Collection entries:
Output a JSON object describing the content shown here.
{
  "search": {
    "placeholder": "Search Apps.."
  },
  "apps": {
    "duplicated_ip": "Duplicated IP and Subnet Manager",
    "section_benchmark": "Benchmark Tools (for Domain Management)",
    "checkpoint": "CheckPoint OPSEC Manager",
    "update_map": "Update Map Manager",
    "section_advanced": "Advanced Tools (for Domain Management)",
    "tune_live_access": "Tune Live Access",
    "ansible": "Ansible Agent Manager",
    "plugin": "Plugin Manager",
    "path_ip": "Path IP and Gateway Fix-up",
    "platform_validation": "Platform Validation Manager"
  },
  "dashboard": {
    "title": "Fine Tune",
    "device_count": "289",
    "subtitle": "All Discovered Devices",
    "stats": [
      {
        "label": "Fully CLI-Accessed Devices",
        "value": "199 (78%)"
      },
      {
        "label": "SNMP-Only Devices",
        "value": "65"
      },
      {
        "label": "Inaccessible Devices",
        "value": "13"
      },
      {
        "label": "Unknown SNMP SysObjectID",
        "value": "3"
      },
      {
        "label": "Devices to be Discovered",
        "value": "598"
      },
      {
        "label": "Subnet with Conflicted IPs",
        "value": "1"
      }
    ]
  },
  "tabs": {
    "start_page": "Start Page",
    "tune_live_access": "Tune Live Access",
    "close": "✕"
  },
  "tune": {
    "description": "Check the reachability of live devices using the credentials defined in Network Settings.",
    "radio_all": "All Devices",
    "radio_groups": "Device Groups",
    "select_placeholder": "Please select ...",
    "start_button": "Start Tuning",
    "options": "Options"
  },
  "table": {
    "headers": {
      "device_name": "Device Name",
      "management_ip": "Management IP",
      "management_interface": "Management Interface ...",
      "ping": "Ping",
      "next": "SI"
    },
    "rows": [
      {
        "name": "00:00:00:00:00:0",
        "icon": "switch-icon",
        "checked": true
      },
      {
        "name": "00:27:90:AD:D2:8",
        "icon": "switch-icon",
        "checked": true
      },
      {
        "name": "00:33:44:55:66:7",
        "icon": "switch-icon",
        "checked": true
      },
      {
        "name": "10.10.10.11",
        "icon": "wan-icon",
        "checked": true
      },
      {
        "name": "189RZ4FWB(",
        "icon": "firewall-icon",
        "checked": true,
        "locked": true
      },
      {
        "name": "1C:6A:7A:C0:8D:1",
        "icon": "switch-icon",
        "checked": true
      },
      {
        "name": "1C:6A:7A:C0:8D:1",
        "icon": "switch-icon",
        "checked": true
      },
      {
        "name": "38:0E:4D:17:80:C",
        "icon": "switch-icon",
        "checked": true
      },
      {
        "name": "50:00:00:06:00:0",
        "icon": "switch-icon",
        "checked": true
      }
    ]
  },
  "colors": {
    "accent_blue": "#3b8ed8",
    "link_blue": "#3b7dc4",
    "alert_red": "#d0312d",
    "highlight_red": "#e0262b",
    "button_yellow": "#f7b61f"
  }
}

**Challenge:** Identify the lines in the entries above that contain "Subnet", then copy them out.

**Output for this exercise:**
    "duplicated_ip": "Duplicated IP and Subnet Manager",
        "label": "Subnet with Conflicted IPs",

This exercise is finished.